### WHAT YOU NEED TO DO
A) Quote the part of the Sovereign Acts exhibition text that opens with the words containing "Reception: Saturday March" and closes with "University of Toronto.".
B) According to the Sovereign Acts exhibition text, in what year was Rebecca Belmore Canada's official representative at the Venice Biennale?

### DOCUMENT PASSAGE
--- begin ---

Rebecca Belmore, Lori Blondeau, Terrance Houle, Shelley Niro, Adrian A. Stimson, Jeff Thomas
Wanada Nanibush (Curator)
February 22 – April 4, 2014

Reception: Saturday March 8, 8:00 p.m.
Everyone welcome!

“Sovereign Acts” is organized and circulated by the Justina M. Barnicke Gallery, Hart House at the University of Toronto.

Bios

Born is Upsala, Ontario, REBECCA BELMORE is an artist currently living in Vancouver, British Columbia. She attended OCAD University in Toronto and is internationally recognized for her performance and installation art. Since 1987, her multidisciplinary work has addressed history, place and identity through the media of sculpture, installation, video and performance. Belmore was Canada’s official representative at the 2005 Venice Biennale. Her work has appeared in numerous exhibitions both nationally and internationally including two solo touring exhibitions: The Named and the Unnamed, Morris and Helen Belkin Art Gallery, Vancouver (2002); and 33 Pieces, Blackwood Gallery, University of Toronto at Mississauga (2001).

LORI BLONDEAU is a Cree/Saulteaux/Mtis artist and curator based in Saskatoon. She is a co-founder and the current director of TRIBE, one of Canadas most innovative and exciting Aboriginal arts organizations. Blondeau’s performance, photo, and media-based works have been presented nationally and internationally. She is currently completing a PhD in Interdisciplinary Studies at the University of Saskatchewan. She has collaborated with artist James Luna on a series of installations and a performance titled Dead Fall Revue (2000). Her current work is a series of performances based on memory and home, displacement and decolonization. In 2006, Blondeau’s solo exhibition Grace showed at the Mendel Art Gallery in Saskatoon. She was part of the Requickening Project with Shelley Niro, presented during the 2007 Venice Biennale.

--- end ---

### INFORMATION SHOWN
--- begin ---

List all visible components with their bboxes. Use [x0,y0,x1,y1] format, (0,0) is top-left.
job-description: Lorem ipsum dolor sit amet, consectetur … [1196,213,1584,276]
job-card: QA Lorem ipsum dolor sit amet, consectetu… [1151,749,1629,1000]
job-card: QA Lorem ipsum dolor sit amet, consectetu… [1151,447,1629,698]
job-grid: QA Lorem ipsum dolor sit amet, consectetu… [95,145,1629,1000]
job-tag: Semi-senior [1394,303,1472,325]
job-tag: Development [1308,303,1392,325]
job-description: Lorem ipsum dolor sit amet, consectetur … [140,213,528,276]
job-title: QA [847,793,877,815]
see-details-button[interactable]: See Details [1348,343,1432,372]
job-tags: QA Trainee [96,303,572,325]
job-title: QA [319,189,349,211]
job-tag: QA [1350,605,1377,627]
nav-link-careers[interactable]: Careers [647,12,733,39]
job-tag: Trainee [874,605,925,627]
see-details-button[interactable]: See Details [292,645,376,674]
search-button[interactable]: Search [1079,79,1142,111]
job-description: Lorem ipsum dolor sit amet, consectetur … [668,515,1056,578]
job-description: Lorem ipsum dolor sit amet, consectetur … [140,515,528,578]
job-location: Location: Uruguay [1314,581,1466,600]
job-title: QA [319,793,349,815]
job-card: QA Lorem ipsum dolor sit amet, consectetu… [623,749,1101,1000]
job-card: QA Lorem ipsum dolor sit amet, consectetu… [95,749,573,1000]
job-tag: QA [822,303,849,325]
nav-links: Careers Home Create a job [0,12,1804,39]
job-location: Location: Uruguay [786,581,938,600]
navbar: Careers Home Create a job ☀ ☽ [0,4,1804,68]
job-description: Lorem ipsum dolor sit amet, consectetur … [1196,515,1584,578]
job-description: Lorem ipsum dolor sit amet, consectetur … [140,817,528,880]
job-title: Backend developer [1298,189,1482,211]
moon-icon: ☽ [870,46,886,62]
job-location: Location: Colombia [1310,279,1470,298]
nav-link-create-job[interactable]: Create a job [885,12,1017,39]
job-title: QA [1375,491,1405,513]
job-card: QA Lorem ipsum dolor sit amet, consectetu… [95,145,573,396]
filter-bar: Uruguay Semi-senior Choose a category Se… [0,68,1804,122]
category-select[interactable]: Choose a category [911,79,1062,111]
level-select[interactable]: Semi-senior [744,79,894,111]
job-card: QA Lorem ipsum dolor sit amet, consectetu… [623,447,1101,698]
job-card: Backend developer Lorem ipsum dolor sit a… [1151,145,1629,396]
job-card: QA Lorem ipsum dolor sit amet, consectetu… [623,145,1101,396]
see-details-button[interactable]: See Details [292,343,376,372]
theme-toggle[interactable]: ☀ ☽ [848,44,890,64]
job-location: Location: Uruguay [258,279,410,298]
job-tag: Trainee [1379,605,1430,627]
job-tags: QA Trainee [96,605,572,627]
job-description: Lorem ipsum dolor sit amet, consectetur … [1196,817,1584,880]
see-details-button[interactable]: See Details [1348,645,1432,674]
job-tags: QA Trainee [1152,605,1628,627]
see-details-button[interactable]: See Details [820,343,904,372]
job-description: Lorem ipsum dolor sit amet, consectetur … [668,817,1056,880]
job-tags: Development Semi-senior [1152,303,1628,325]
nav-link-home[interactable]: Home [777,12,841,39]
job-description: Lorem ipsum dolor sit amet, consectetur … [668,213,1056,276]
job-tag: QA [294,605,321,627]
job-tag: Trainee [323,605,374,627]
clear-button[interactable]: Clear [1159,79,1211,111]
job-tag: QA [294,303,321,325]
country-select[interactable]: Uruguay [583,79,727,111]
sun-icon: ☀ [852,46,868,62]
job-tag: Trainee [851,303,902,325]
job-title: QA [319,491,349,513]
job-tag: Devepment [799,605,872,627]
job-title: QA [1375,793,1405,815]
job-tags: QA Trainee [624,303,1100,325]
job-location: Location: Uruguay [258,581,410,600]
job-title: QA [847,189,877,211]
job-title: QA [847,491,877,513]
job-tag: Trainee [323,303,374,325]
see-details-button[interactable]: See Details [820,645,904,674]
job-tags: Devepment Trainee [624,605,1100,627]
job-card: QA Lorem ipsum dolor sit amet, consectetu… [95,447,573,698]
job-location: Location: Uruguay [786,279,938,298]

--- end ---

### FINAL RESULTS
A)
Reception: Saturday March 8, 8:00 p.m.
Everyone welcome!

“Sovereign Acts” is organized and circulated by the Justina M. Barnicke Gallery, Hart House at the University of Toronto.

B) 2005